* _Records that describe figures_:
>>>>
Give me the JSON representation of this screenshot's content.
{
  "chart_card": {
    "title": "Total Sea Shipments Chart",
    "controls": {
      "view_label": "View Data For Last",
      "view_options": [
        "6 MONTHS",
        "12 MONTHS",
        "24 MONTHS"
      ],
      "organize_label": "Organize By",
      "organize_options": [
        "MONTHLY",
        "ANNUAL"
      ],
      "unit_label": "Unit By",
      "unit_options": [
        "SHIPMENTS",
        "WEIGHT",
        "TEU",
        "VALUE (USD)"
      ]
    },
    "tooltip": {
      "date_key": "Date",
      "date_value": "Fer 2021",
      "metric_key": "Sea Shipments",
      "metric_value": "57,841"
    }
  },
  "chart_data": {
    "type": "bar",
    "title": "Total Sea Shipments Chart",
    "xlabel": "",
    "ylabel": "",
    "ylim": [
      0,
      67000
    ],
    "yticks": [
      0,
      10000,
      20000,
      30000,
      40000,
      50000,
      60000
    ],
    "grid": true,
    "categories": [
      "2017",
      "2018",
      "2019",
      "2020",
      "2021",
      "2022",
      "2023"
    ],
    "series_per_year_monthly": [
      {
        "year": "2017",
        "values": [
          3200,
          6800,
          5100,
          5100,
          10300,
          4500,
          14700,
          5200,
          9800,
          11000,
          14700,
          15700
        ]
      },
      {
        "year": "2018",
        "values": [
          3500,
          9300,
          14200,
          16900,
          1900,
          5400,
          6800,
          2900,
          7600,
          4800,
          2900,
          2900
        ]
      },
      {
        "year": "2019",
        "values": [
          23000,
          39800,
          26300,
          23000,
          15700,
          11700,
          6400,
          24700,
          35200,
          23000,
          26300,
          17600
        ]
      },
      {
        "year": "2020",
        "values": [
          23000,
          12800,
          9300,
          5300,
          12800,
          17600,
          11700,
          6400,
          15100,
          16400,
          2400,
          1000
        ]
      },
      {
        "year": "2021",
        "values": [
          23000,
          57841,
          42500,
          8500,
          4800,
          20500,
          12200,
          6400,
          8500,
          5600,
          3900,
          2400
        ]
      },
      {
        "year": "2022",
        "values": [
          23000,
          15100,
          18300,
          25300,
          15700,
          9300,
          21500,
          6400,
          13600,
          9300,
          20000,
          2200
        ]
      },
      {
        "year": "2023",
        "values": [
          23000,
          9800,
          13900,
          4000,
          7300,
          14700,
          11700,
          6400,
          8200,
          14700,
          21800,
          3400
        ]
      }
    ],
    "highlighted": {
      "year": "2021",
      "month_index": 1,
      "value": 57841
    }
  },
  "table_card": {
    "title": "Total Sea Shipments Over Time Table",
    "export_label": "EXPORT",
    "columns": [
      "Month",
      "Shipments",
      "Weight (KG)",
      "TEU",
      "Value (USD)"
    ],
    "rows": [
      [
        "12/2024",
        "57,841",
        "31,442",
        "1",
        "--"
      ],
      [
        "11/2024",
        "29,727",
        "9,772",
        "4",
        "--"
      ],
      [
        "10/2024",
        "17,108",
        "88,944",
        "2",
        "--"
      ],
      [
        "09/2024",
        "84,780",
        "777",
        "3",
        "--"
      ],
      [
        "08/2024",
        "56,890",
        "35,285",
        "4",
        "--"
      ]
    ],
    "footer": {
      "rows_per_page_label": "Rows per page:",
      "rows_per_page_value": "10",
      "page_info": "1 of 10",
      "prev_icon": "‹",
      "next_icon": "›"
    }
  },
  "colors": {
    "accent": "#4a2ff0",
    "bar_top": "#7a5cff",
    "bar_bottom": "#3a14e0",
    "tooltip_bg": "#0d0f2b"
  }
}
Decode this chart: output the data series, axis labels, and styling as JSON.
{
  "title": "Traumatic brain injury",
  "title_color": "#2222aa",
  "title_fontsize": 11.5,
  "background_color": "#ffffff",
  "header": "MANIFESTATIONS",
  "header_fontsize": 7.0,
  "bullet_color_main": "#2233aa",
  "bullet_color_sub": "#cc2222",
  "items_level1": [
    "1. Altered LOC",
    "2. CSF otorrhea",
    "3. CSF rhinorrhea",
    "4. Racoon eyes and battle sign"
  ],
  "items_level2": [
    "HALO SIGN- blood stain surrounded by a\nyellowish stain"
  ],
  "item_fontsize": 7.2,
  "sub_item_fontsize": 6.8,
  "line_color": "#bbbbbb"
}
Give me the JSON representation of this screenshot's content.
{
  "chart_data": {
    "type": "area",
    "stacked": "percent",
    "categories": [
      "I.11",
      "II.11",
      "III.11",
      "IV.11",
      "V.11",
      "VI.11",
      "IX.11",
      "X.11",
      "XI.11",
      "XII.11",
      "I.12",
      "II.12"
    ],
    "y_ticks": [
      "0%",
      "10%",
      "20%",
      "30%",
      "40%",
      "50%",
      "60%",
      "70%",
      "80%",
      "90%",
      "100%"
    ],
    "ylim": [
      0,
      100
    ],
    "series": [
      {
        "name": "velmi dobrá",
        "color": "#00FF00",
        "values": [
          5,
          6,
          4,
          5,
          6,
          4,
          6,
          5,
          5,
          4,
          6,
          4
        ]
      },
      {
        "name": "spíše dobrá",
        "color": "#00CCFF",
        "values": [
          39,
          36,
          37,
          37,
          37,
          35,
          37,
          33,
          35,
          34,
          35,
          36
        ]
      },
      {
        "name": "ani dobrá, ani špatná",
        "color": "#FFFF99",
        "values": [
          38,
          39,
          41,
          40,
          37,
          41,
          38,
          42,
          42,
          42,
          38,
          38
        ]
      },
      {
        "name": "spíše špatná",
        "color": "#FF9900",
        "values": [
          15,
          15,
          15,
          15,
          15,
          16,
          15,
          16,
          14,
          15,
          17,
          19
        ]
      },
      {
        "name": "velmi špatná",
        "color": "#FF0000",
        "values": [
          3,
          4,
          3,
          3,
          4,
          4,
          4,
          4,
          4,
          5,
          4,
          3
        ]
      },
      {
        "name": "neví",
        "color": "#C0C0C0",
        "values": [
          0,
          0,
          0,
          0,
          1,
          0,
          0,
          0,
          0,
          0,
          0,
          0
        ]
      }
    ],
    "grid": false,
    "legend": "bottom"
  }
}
<<<<
* _Objective_:
Write the entries again, exactly as they stand.

* _The result_:
Give me the JSON representation of this screenshot's content.
{
  "chart_card": {
    "title": "Total Sea Shipments Chart",
    "controls": {
      "view_label": "View Data For Last",
      "view_options": [
        "6 MONTHS",
        "12 MONTHS",
        "24 MONTHS"
      ],
      "organize_label": "Organize By",
      "organize_options": [
        "MONTHLY",
        "ANNUAL"
      ],
      "unit_label": "Unit By",
      "unit_options": [
        "SHIPMENTS",
        "WEIGHT",
        "TEU",
        "VALUE (USD)"
      ]
    },
    "tooltip": {
      "date_key": "Date",
      "date_value": "Fer 2021",
      "metric_key": "Sea Shipments",
      "metric_value": "57,841"
    }
  },
  "chart_data": {
    "type": "bar",
    "title": "Total Sea Shipments Chart",
    "xlabel": "",
    "ylabel": "",
    "ylim": [
      0,
      67000
    ],
    "yticks": [
      0,
      10000,
      20000,
      30000,
      40000,
      50000,
      60000
    ],
    "grid": true,
    "categories": [
      "2017",
      "2018",
      "2019",
      "2020",
      "2021",
      "2022",
      "2023"
    ],
    "series_per_year_monthly": [
      {
        "year": "2017",
        "values": [
          3200,
          6800,
          5100,
          5100,
          10300,
          4500,
          14700,
          5200,
          9800,
          11000,
          14700,
          15700
        ]
      },
      {
        "year": "2018",
        "values": [
          3500,
          9300,
          14200,
          16900,
          1900,
          5400,
          6800,
          2900,
          7600,
          4800,
          2900,
          2900
        ]
      },
      {
        "year": "2019",
        "values": [
          23000,
          39800,
          26300,
          23000,
          15700,
          11700,
          6400,
          24700,
          35200,
          23000,
          26300,
          17600
        ]
      },
      {
        "year": "2020",
        "values": [
          23000,
          12800,
          9300,
          5300,
          12800,
          17600,
          11700,
          6400,
          15100,
          16400,
          2400,
          1000
        ]
      },
      {
        "year": "2021",
        "values": [
          23000,
          57841,
          42500,
          8500,
          4800,
          20500,
          12200,
          6400,
          8500,
          5600,
          3900,
          2400
        ]
      },
      {
        "year": "2022",
        "values": [
          23000,
          15100,
          18300,
          25300,
          15700,
          9300,
          21500,
          6400,
          13600,
          9300,
          20000,
          2200
        ]
      },
      {
        "year": "2023",
        "values": [
          23000,
          9800,
          13900,
          4000,
          7300,
          14700,
          11700,
          6400,
          8200,
          14700,
          21800,
          3400
        ]
      }
    ],
    "highlighted": {
      "year": "2021",
      "month_index": 1,
      "value": 57841
    }
  },
  "table_card": {
    "title": "Total Sea Shipments Over Time Table",
    "export_label": "EXPORT",
    "columns": [
      "Month",
      "Shipments",
      "Weight (KG)",
      "TEU",
      "Value (USD)"
    ],
    "rows": [
      [
        "12/2024",
        "57,841",
        "31,442",
        "1",
        "--"
      ],
      [
        "11/2024",
        "29,727",
        "9,772",
        "4",
        "--"
      ],
      [
        "10/2024",
        "17,108",
        "88,944",
        "2",
        "--"
      ],
      [
        "09/2024",
        "84,780",
        "777",
        "3",
        "--"
      ],
      [
        "08/2024",
        "56,890",
        "35,285",
        "4",
        "--"
      ]
    ],
    "footer": {
      "rows_per_page_label": "Rows per page:",
      "rows_per_page_value": "10",
      "page_info": "1 of 10",
      "prev_icon": "‹",
      "next_icon": "›"
    }
  },
  "colors": {
    "accent": "#4a2ff0",
    "bar_top": "#7a5cff",
    "bar_bottom": "#3a14e0",
    "tooltip_bg": "#0d0f2b"
  }
}
Decode this chart: output the data series, axis labels, and styling as JSON.
{
  "title": "Traumatic brain injury",
  "title_color": "#2222aa",
  "title_fontsize": 11.5,
  "background_color": "#ffffff",
  "header": "MANIFESTATIONS",
  "header_fontsize": 7.0,
  "bullet_color_main": "#2233aa",
  "bullet_color_sub": "#cc2222",
  "items_level1": [
    "1. Altered LOC",
    "2. CSF otorrhea",
    "3. CSF rhinorrhea",
    "4. Racoon eyes and battle sign"
  ],
  "items_level2": [
    "HALO SIGN- blood stain surrounded by a\nyellowish stain"
  ],
  "item_fontsize": 7.2,
  "sub_item_fontsize": 6.8,
  "line_color": "#bbbbbb"
}
Give me the JSON representation of this screenshot's content.
{
  "chart_data": {
    "type": "area",
    "stacked": "percent",
    "categories": [
      "I.11",
      "II.11",
      "III.11",
      "IV.11",
      "V.11",
      "VI.11",
      "IX.11",
      "X.11",
      "XI.11",
      "XII.11",
      "I.12",
      "II.12"
    ],
    "y_ticks": [
      "0%",
      "10%",
      "20%",
      "30%",
      "40%",
      "50%",
      "60%",
      "70%",
      "80%",
      "90%",
      "100%"
    ],
    "ylim": [
      0,
      100
    ],
    "series": [
      {
        "name": "velmi dobrá",
        "color": "#00FF00",
        "values": [
          5,
          6,
          4,
          5,
          6,
          4,
          6,
          5,
          5,
          4,
          6,
          4
        ]
      },
      {
        "name": "spíše dobrá",
        "color": "#00CCFF",
        "values": [
          39,
          36,
          37,
          37,
          37,
          35,
          37,
          33,
          35,
          34,
          35,
          36
        ]
      },
      {
        "name": "ani dobrá, ani špatná",
        "color": "#FFFF99",
        "values": [
          38,
          39,
          41,
          40,
          37,
          41,
          38,
          42,
          42,
          42,
          38,
          38
        ]
      },
      {
        "name": "spíše špatná",
        "color": "#FF9900",
        "values": [
          15,
          15,
          15,
          15,
          15,
          16,
          15,
          16,
          14,
          15,
          17,
          19
        ]
      },
      {
        "name": "velmi špatná",
        "color": "#FF0000",
        "values": [
          3,
          4,
          3,
          3,
          4,
          4,
          4,
          4,
          4,
          5,
          4,
          3
        ]
      },
      {
        "name": "neví",
        "color": "#C0C0C0",
        "values": [
          0,
          0,
          0,
          0,
          1,
          0,
          0,
          0,
          0,
          0,
          0,
          0
        ]
      }
    ],
    "grid": false,
    "legend": "bottom"
  }
}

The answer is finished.